ENTRIES PROVIDED:
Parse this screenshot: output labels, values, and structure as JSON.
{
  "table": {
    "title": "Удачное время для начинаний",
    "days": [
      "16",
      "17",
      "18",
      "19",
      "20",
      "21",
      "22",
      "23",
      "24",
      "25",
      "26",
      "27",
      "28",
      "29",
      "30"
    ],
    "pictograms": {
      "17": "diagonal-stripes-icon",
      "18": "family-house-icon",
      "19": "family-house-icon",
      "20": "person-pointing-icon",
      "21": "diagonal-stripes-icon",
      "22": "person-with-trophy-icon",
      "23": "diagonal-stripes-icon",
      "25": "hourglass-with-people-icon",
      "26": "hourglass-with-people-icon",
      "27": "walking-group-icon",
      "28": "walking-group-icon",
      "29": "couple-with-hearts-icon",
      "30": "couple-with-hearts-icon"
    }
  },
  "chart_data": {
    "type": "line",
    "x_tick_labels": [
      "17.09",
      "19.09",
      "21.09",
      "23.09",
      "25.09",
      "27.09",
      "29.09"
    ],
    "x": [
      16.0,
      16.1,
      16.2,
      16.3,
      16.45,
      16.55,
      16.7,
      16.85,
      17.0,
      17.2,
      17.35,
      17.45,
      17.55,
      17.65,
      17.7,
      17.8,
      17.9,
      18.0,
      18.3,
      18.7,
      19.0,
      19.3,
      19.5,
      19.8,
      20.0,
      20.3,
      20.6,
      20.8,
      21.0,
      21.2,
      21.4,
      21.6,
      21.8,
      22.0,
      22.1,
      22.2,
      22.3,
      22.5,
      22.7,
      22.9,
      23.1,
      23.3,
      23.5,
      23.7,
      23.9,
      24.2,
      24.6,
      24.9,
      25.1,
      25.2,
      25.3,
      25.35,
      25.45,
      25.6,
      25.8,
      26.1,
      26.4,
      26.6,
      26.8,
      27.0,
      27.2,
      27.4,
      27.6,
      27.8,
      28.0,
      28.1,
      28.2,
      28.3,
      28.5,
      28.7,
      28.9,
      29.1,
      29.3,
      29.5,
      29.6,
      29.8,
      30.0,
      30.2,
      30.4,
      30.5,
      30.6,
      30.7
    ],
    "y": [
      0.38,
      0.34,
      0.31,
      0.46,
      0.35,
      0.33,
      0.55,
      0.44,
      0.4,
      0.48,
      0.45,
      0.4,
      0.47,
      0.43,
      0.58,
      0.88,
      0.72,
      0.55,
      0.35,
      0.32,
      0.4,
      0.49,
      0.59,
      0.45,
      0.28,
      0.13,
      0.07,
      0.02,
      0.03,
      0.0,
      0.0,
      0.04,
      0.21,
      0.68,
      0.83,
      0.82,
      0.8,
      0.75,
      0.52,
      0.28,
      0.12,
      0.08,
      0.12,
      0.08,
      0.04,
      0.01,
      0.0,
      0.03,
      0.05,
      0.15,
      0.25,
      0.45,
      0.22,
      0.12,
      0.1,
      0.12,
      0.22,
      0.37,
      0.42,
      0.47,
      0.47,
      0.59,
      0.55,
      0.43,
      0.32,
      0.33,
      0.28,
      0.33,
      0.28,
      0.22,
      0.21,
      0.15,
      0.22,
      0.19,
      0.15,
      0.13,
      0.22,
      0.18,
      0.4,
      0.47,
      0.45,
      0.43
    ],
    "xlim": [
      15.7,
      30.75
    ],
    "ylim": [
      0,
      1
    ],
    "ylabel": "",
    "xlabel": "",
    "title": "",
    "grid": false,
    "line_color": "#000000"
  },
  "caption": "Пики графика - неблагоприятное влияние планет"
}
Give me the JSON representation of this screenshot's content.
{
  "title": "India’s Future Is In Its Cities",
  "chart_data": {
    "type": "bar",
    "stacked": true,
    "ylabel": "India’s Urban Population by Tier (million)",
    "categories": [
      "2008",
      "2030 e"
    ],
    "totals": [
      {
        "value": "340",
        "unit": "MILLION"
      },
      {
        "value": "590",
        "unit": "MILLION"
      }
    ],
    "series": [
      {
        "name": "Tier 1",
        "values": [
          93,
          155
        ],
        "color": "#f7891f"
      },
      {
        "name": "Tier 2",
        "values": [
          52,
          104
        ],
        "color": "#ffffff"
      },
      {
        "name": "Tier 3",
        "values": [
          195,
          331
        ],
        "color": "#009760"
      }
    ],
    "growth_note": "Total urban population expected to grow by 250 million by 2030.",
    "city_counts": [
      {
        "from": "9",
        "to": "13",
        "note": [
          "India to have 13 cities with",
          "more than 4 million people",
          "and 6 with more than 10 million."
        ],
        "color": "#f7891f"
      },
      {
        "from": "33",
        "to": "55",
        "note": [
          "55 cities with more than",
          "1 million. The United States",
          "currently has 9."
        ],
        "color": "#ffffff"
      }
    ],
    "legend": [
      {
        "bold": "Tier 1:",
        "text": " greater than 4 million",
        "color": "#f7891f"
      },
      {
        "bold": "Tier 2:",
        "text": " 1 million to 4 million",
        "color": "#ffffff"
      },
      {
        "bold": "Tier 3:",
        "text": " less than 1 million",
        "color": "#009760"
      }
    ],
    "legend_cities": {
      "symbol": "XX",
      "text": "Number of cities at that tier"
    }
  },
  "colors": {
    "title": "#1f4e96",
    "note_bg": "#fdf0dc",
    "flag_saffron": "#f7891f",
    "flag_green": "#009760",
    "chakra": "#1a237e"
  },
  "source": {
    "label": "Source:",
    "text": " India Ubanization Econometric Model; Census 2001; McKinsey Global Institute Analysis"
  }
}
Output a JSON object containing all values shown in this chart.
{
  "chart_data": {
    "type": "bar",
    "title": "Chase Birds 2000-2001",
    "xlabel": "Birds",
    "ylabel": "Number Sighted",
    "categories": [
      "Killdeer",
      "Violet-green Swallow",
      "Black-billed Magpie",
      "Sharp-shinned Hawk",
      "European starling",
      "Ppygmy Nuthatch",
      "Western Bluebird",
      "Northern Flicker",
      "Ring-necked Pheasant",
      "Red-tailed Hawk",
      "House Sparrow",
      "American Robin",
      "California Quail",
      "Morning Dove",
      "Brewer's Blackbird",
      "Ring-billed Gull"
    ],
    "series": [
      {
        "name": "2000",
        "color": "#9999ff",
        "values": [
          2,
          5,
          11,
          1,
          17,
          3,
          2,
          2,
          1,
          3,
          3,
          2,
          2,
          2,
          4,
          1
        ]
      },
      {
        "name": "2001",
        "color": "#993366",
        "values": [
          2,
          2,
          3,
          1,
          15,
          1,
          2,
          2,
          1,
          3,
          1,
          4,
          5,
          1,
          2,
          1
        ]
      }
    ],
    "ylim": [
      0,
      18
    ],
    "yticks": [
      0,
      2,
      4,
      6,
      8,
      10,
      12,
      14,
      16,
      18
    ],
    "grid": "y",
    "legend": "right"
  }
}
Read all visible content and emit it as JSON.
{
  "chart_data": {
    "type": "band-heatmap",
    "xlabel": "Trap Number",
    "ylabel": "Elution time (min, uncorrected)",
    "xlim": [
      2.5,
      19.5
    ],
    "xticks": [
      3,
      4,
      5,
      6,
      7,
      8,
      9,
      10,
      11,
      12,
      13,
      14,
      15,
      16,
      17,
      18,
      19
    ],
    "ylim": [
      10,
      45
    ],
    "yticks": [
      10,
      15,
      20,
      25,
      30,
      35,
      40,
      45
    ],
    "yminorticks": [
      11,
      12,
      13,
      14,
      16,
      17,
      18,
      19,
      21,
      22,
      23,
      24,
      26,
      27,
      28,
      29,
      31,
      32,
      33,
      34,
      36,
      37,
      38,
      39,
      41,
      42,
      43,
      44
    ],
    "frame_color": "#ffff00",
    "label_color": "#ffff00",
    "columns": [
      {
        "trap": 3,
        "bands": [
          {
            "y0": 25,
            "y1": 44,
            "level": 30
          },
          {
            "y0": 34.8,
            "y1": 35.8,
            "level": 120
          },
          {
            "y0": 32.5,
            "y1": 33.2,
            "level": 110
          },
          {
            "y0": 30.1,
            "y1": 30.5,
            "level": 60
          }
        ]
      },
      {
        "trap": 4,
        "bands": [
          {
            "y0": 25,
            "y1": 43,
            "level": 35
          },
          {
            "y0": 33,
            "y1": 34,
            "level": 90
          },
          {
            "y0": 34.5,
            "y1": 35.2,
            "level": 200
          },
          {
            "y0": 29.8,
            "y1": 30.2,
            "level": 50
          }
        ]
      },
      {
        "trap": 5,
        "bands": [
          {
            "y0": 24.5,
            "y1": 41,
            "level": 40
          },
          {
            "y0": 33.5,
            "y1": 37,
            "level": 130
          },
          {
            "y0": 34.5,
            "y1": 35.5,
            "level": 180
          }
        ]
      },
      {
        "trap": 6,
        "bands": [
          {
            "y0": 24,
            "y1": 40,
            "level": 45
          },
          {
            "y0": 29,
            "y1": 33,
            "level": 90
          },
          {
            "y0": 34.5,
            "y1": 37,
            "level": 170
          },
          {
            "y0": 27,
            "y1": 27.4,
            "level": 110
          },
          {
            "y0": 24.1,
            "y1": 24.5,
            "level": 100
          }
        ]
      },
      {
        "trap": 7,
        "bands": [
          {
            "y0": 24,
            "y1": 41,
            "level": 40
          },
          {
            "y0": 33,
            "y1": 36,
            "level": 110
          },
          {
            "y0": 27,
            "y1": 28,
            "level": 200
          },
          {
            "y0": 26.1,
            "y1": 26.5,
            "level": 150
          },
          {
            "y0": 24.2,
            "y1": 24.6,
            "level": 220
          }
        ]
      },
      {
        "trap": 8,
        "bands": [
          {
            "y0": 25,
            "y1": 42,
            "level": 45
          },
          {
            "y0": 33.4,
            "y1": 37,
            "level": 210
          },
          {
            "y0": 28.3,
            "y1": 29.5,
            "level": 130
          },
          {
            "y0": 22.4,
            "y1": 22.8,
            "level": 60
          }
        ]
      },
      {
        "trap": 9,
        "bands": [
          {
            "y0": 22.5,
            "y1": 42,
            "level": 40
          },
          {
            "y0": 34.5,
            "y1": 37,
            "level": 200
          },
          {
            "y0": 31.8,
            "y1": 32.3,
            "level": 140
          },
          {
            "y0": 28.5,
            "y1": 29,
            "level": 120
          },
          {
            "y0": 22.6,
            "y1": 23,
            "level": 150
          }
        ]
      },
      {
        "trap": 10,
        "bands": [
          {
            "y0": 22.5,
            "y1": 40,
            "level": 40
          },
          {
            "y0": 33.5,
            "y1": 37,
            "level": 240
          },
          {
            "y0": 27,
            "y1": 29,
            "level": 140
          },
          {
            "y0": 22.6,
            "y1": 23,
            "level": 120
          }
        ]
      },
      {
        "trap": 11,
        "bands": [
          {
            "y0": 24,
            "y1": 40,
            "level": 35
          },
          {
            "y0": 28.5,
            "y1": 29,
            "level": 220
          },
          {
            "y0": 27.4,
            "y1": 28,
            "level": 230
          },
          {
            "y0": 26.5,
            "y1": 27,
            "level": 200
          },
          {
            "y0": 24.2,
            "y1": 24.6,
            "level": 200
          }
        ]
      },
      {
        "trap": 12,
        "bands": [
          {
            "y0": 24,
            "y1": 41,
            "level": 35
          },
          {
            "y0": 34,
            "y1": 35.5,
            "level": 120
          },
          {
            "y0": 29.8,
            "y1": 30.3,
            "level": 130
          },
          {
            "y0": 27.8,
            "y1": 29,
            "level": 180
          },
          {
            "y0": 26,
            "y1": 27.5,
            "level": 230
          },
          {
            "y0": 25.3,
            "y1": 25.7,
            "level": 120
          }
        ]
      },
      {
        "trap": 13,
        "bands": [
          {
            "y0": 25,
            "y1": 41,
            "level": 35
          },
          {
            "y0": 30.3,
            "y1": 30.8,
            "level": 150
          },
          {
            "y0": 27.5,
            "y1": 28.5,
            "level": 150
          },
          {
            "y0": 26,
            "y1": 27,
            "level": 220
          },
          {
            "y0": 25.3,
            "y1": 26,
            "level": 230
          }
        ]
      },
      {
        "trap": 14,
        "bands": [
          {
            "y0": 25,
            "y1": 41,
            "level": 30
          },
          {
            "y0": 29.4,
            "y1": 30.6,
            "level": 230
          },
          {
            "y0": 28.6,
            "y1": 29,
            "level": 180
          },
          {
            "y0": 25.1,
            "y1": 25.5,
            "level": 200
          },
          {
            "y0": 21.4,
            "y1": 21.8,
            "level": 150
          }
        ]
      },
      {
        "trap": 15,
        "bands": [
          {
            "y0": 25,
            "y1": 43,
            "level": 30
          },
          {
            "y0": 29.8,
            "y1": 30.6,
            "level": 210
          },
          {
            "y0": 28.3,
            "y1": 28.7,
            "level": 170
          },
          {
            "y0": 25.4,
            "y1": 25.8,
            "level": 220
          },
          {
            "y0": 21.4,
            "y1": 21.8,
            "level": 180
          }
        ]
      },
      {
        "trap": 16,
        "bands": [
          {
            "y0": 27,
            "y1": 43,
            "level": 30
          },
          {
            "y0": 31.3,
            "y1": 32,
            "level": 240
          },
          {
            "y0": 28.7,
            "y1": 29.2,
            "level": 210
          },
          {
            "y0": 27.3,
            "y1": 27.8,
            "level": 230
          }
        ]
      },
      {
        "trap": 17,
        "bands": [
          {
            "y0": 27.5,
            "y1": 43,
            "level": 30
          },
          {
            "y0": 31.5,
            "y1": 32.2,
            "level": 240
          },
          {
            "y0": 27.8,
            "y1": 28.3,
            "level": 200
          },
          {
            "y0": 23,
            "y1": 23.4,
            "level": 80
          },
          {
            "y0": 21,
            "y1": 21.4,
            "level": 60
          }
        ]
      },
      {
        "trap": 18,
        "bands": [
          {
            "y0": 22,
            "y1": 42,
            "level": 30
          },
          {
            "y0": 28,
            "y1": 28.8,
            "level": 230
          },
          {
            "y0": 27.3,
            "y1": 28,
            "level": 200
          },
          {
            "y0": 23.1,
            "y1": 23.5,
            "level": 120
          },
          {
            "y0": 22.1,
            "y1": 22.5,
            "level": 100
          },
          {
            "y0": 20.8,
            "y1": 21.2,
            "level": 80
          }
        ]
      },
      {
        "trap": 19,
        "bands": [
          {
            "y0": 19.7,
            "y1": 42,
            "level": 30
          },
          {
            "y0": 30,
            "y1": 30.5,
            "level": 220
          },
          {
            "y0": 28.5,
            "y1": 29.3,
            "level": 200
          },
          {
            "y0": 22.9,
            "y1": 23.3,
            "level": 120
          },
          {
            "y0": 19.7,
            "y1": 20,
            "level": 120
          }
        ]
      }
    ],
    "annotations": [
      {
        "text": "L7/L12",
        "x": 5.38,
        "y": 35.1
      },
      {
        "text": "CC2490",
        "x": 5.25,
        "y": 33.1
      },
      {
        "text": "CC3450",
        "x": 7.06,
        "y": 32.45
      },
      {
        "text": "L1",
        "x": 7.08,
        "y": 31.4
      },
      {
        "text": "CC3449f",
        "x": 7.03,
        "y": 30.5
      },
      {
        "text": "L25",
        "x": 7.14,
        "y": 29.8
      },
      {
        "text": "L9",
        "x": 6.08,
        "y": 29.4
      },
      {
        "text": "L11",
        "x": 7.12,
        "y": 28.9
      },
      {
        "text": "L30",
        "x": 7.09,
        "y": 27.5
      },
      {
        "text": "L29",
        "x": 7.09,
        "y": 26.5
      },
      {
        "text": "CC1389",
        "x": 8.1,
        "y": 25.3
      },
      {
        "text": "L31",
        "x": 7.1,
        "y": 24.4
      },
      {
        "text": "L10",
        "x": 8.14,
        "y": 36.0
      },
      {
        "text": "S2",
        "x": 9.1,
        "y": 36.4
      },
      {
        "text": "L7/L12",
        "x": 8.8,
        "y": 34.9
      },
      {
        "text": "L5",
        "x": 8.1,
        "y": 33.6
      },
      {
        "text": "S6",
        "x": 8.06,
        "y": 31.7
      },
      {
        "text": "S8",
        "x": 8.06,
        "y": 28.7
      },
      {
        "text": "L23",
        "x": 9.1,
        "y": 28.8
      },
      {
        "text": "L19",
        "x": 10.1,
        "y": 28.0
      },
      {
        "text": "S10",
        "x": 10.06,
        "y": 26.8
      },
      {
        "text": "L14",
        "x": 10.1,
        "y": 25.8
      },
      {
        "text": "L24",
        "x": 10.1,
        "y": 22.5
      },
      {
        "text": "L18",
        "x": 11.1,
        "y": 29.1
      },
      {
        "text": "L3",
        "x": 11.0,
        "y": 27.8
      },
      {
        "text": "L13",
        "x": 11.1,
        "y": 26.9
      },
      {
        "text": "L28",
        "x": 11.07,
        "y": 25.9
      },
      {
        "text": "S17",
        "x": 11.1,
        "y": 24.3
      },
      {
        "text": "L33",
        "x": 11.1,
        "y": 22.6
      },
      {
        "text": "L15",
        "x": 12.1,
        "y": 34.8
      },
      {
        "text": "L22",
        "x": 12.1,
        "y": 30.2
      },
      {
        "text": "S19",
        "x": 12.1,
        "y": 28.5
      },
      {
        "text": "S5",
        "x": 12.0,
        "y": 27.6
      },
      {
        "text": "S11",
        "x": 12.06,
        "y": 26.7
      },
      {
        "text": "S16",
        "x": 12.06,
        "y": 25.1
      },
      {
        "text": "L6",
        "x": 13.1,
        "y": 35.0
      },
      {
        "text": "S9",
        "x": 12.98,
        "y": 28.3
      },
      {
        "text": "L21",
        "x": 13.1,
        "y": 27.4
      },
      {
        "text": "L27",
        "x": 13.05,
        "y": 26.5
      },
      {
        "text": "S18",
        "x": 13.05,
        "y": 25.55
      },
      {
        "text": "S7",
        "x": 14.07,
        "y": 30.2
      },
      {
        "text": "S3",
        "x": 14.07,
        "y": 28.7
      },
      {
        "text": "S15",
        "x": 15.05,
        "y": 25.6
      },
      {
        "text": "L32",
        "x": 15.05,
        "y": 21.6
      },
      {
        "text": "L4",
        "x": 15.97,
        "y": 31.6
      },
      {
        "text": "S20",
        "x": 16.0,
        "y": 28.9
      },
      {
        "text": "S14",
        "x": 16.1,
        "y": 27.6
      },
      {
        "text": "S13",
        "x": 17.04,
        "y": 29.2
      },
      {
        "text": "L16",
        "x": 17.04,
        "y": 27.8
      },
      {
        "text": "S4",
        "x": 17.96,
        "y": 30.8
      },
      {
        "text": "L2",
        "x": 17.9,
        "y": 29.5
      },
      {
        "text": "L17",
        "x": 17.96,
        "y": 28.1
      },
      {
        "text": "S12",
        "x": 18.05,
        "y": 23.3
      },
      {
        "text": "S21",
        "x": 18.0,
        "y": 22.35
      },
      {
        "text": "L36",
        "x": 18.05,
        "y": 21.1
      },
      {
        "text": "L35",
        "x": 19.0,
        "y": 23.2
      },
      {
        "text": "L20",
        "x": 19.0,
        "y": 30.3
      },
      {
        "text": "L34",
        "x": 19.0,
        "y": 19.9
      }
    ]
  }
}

REQUIREMENTS:
Find out how many lines in the listing contain the string "content". Give the number alone.

FINAL RESULT:
2